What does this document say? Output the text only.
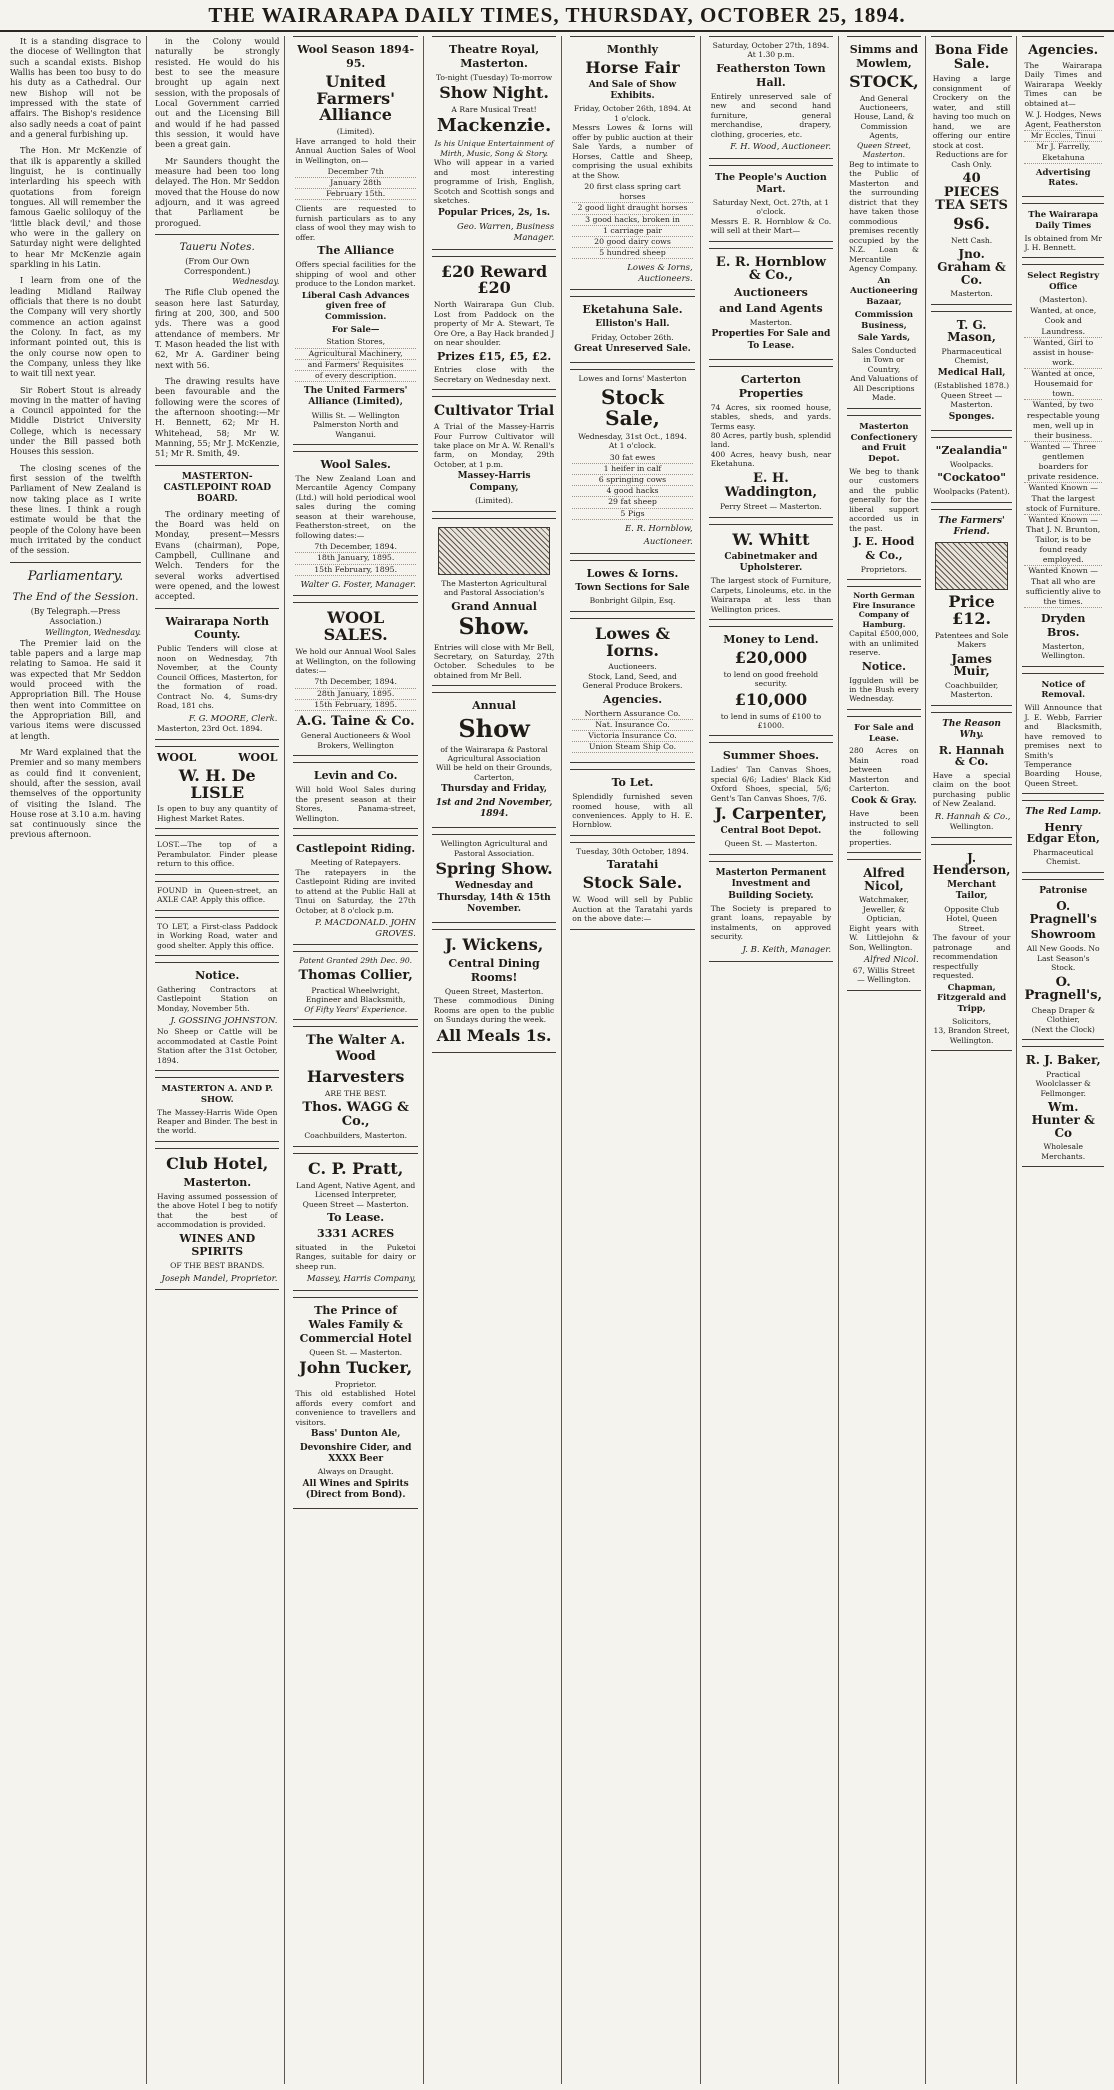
THE WAIRARAPA DAILY TIMES, THURSDAY, OCTOBER 25, 1894.

It is a standing disgrace to the diocese of Wellington that such a scandal exists. Bishop Wallis has been too busy to do his duty as a Cathedral. Our new Bishop will not be impressed with the state of affairs. The Bishop's residence also sadly needs a coat of paint and a general furbishing up.

The Hon. Mr McKenzie of that ilk is apparently a skilled linguist, he is continually interlarding his speech with quotations from foreign tongues. All will remember the famous Gaelic soliloquy of the 'little black devil,' and those who were in the gallery on Saturday night were delighted to hear Mr McKenzie again sparkling in his Latin.

I learn from one of the leading Midland Railway officials that there is no doubt the Company will very shortly commence an action against the Colony. In fact, as my informant pointed out, this is the only course now open to the Company, unless they like to wait till next year.

Sir Robert Stout is already moving in the matter of having a Council appointed for the Middle District University College, which is necessary under the Bill passed both Houses this session.

The closing scenes of the first session of the twelfth Parliament of New Zealand is now taking place as I write these lines. I think a rough estimate would be that the people of the Colony have been much irritated by the conduct of the session.

Parliamentary.
The End of the Session.
(By Telegraph.—Press Association.)
Wellington, Wednesday.

The Premier laid on the table papers and a large map relating to Samoa. He said it was expected that Mr Seddon would proceed with the Appropriation Bill. The House then went into Committee on the Appropriation Bill, and various items were discussed at length.

Mr Ward explained that the Premier and so many members as could find it convenient, should, after the session, avail themselves of the opportunity of visiting the Island. The House rose at 3.10 a.m. having sat continuously since the previous afternoon.

in the Colony would naturally be strongly resisted. He would do his best to see the measure brought up again next session, with the proposals of Local Government carried out and the Licensing Bill and would if he had passed this session, it would have been a great gain.

Mr Saunders thought the measure had been too long delayed. The Hon. Mr Seddon moved that the House do now adjourn, and it was agreed that Parliament be prorogued.

Taueru Notes.
(From Our Own Correspondent.)
Wednesday.

The Rifle Club opened the season here last Saturday, firing at 200, 300, and 500 yds. There was a good attendance of members. Mr T. Mason headed the list with 62, Mr A. Gardiner being next with 56.

The drawing results have been favourable and the following were the scores of the afternoon shooting:—Mr H. Bennett, 62; Mr H. Whitehead, 58; Mr W. Manning, 55; Mr J. McKenzie, 51; Mr R. Smith, 49.

MASTERTON-CASTLEPOINT ROAD BOARD.

The ordinary meeting of the Board was held on Monday, present—Messrs Evans (chairman), Pope, Campbell, Cullinane and Welch. Tenders for the several works advertised were opened, and the lowest accepted.

Wairarapa North County.
Public Tenders will close at noon on Wednesday, 7th November, at the County Council Offices, Masterton, for the formation of road. Contract No. 4, Sums-dry Road, 181 chs.
F. G. MOORE, Clerk.
Masterton, 23rd Oct. 1894.
WOOL	WOOL
W. H. De LISLE
Is open to buy any quantity of Highest Market Rates.
LOST.—The top of a Perambulator. Finder please return to this office.
FOUND in Queen-street, an AXLE CAP. Apply this office.
TO LET, a First-class Paddock in Working Road, water and good shelter. Apply this office.
Notice.
Gathering Contractors at Castlepoint Station on Monday, November 5th.
J. GOSSING JOHNSTON.
No Sheep or Cattle will be accommodated at Castle Point Station after the 31st October, 1894.
MASTERTON A. AND P. SHOW.
The Massey-Harris Wide Open Reaper and Binder. The best in the world.
Club Hotel,
Masterton.
Having assumed possession of the above Hotel I beg to notify that the best of accommodation is provided.
WINES AND SPIRITS
OF THE BEST BRANDS.
Joseph Mandel, Proprietor.
Wool Season 1894-95.
United Farmers' Alliance
(Limited).
Have arranged to hold their Annual Auction Sales of Wool in Wellington, on—
December 7th
January 28th
February 15th.
Clients are requested to furnish particulars as to any class of wool they may wish to offer.
The Alliance
Offers special facilities for the shipping of wool and other produce to the London market.
Liberal Cash Advances given free of Commission.
For Sale—
Station Stores,
Agricultural Machinery,
and Farmers' Requisites
of every description.
The United Farmers' Alliance (Limited),
Willis St. — Wellington
Palmerston North and Wanganui.
Wool Sales.
The New Zealand Loan and Mercantile Agency Company (Ltd.) will hold periodical wool sales during the coming season at their warehouse, Featherston-street, on the following dates:—
7th December, 1894.
18th January, 1895.
15th February, 1895.
Walter G. Foster, Manager.
WOOL SALES.
We hold our Annual Wool Sales at Wellington, on the following dates:—
7th December, 1894.
28th January, 1895.
15th February, 1895.
A.G. Taine & Co.
General Auctioneers & Wool Brokers, Wellington
Levin and Co.
Will hold Wool Sales during the present season at their Stores, Panama-street, Wellington.
Castlepoint Riding.
Meeting of Ratepayers.
The ratepayers in the Castlepoint Riding are invited to attend at the Public Hall at Tinui on Saturday, the 27th October, at 8 o'clock p.m.
P. MACDONALD. JOHN GROVES.
Patent Granted 29th Dec. 90.
Thomas Collier,
Practical Wheelwright, Engineer and Blacksmith,
Of Fifty Years' Experience.
The Walter A. Wood
Harvesters
ARE THE BEST.
Thos. WAGG & Co.,
Coachbuilders, Masterton.
C. P. Pratt,
Land Agent, Native Agent, and Licensed Interpreter,
Queen Street — Masterton.
To Lease.
3331 ACRES
situated in the Puketoi Ranges, suitable for dairy or sheep run.
Massey, Harris Company,
The Prince of Wales Family & Commercial Hotel
Queen St. — Masterton.
John Tucker,
Proprietor.
This old established Hotel affords every comfort and convenience to travellers and visitors.
Bass' Dunton Ale,
Devonshire Cider, and XXXX Beer
Always on Draught.
All Wines and Spirits (Direct from Bond).
Theatre Royal, Masterton.
To-night (Tuesday) To-morrow
Show Night.
A Rare Musical Treat!
Mackenzie.
Is his Unique Entertainment of Mirth, Music, Song & Story.
Who will appear in a varied and most interesting programme of Irish, English, Scotch and Scottish songs and sketches.
Popular Prices, 2s, 1s.
Geo. Warren, Business Manager.
£20 Reward £20
North Wairarapa Gun Club. Lost from Paddock on the property of Mr A. Stewart, Te Ore Ore, a Bay Hack branded J on near shoulder.
Prizes £15, £5, £2.
Entries close with the Secretary on Wednesday next.
Cultivator Trial
A Trial of the Massey-Harris Four Furrow Cultivator will take place on Mr A. W. Renall's farm, on Monday, 29th October, at 1 p.m.
Massey-Harris Company,
(Limited).
The Masterton Agricultural and Pastoral Association's
Grand Annual
Show.
Entries will close with Mr Bell, Secretary, on Saturday, 27th October. Schedules to be obtained from Mr Bell.
Annual
Show
of the Wairarapa & Pastoral Agricultural Association
Will be held on their Grounds, Carterton,
Thursday and Friday,
1st and 2nd November, 1894.
Wellington Agricultural and Pastoral Association.
Spring Show.
Wednesday and Thursday, 14th & 15th November.
J. Wickens,
Central Dining Rooms!
Queen Street, Masterton.
These commodious Dining Rooms are open to the public on Sundays during the week.
All Meals 1s.
Monthly
Horse Fair
And Sale of Show Exhibits.
Friday, October 26th, 1894. At 1 o'clock.
Messrs Lowes & Iorns will offer by public auction at their Sale Yards, a number of Horses, Cattle and Sheep, comprising the usual exhibits at the Show.
20 first class spring cart horses
2 good light draught horses
3 good hacks, broken in
1 carriage pair
20 good dairy cows
5 hundred sheep
Lowes & Iorns, Auctioneers.
Eketahuna Sale.
Elliston's Hall.
Friday, October 26th.
Great Unreserved Sale.
Lowes and Iorns' Masterton
Stock Sale,
Wednesday, 31st Oct., 1894.
At 1 o'clock.
30 fat ewes
1 heifer in calf
6 springing cows
4 good hacks
29 fat sheep
5 Pigs
E. R. Hornblow,
Auctioneer.
Lowes & Iorns.
Town Sections for Sale
Bonbright Gilpin, Esq.
Lowes & Iorns.
Auctioneers.
Stock, Land, Seed, and General Produce Brokers.
Agencies.
Northern Assurance Co.
Nat. Insurance Co.
Victoria Insurance Co.
Union Steam Ship Co.
To Let.
Splendidly furnished seven roomed house, with all conveniences. Apply to H. E. Hornblow.
Tuesday, 30th October, 1894.
Taratahi
Stock Sale.
W. Wood will sell by Public Auction at the Taratahi yards on the above date:—
Saturday, October 27th, 1894. At 1.30 p.m.
Featherston Town Hall.
Entirely unreserved sale of new and second hand furniture, general merchandise, drapery, clothing, groceries, etc.
F. H. Wood, Auctioneer.
The People's Auction Mart.
Saturday Next, Oct. 27th, at 1 o'clock.
Messrs E. R. Hornblow & Co. will sell at their Mart—
E. R. Hornblow & Co.,
Auctioneers
and Land Agents
Masterton.
Properties For Sale and To Lease.
Carterton Properties
74 Acres, six roomed house, stables, sheds, and yards. Terms easy.
80 Acres, partly bush, splendid land.
400 Acres, heavy bush, near Eketahuna.
E. H. Waddington,
Perry Street — Masterton.
W. Whitt
Cabinetmaker and Upholsterer.
The largest stock of Furniture, Carpets, Linoleums, etc. in the Wairarapa at less than Wellington prices.
Money to Lend.
£20,000
to lend on good freehold security.
£10,000
to lend in sums of £100 to £1000.
Summer Shoes.
Ladies' Tan Canvas Shoes, special 6/6; Ladies' Black Kid Oxford Shoes, special, 5/6; Gent's Tan Canvas Shoes, 7/6.
J. Carpenter,
Central Boot Depot.
Queen St. — Masterton.
Masterton Permanent Investment and Building Society.
The Society is prepared to grant loans, repayable by instalments, on approved security.
J. B. Keith, Manager.
Simms and Mowlem,
STOCK,
And General Auctioneers, House, Land, & Commission Agents,
Queen Street, Masterton.
Beg to intimate to the Public of Masterton and the surrounding district that they have taken those commodious premises recently occupied by the N.Z. Loan & Mercantile Agency Company.
An Auctioneering Bazaar,
Commission Business,
Sale Yards,
Sales Conducted in Town or Country,
And Valuations of All Descriptions Made.
Masterton Confectionery and Fruit Depot.
We beg to thank our customers and the public generally for the liberal support accorded us in the past.
J. E. Hood & Co.,
Proprietors.
North German Fire Insurance Company of Hamburg.
Capital £500,000, with an unlimited reserve.
Notice.
Iggulden will be in the Bush every Wednesday.
For Sale and Lease.
280 Acres on Main road between Masterton and Carterton.
Cook & Gray.
Have been instructed to sell the following properties.
Alfred Nicol,
Watchmaker, Jeweller, & Optician,
Eight years with W. Littlejohn & Son, Wellington.
Alfred Nicol.
67, Willis Street — Wellington.
Bona Fide Sale.
Having a large consignment of Crockery on the water, and still having too much on hand, we are offering our entire stock at cost.
Reductions are for Cash Only.
40 PIECES TEA SETS
9s6.
Nett Cash.
Jno. Graham & Co.
Masterton.
T. G. Mason,
Pharmaceutical Chemist,
Medical Hall,
(Established 1878.)
Queen Street — Masterton.
Sponges.
"Zealandia"
Woolpacks.
"Cockatoo"
Woolpacks (Patent).
The Farmers' Friend.
Price £12.
Patentees and Sole Makers
James Muir,
Coachbuilder, Masterton.
The Reason Why.
R. Hannah & Co.
Have a special claim on the boot purchasing public of New Zealand.
R. Hannah & Co.,
Wellington.
J. Henderson,
Merchant Tailor,
Opposite Club Hotel, Queen Street.
The favour of your patronage and recommendation respectfully requested.
Chapman, Fitzgerald and Tripp,
Solicitors,
13, Brandon Street, Wellington.
Agencies.
The Wairarapa Daily Times and Wairarapa Weekly Times can be obtained at—
W. J. Hodges, News Agent, Featherston
Mr Eccles, Tinui
Mr J. Farrelly, Eketahuna
Advertising Rates.
The Wairarapa Daily Times
Is obtained from Mr J. H. Bennett.
Select Registry Office
(Masterton).
Wanted, at once, Cook and Laundress.
Wanted, Girl to assist in house-work.
Wanted at once, Housemaid for town.
Wanted, by two respectable young men, well up in their business.
Wanted — Three gentlemen boarders for private residence.
Wanted Known — That the largest stock of Furniture.
Wanted Known — That J. N. Brunton, Tailor, is to be found ready employed.
Wanted Known — That all who are sufficiently alive to the times.
Dryden Bros.
Masterton, Wellington.
Notice of Removal.
Will Announce that J. E. Webb, Farrier and Blacksmith, have removed to premises next to Smith's Temperance Boarding House, Queen Street.
The Red Lamp.
Henry Edgar Eton,
Pharmaceutical Chemist.
Patronise
O. Pragnell's
Showroom
All New Goods. No Last Season's Stock.
O. Pragnell's,
Cheap Draper & Clothier,
(Next the Clock)
R. J. Baker,
Practical Woolclasser & Fellmonger.
Wm. Hunter & Co
Wholesale Merchants.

Required work => Check every line of the data, and copy the ones that contain "Commission".

Finished task =>
Liberal Cash Advances given free of Commission.
And General Auctioneers, House, Land, & Commission Agents,
Commission Business,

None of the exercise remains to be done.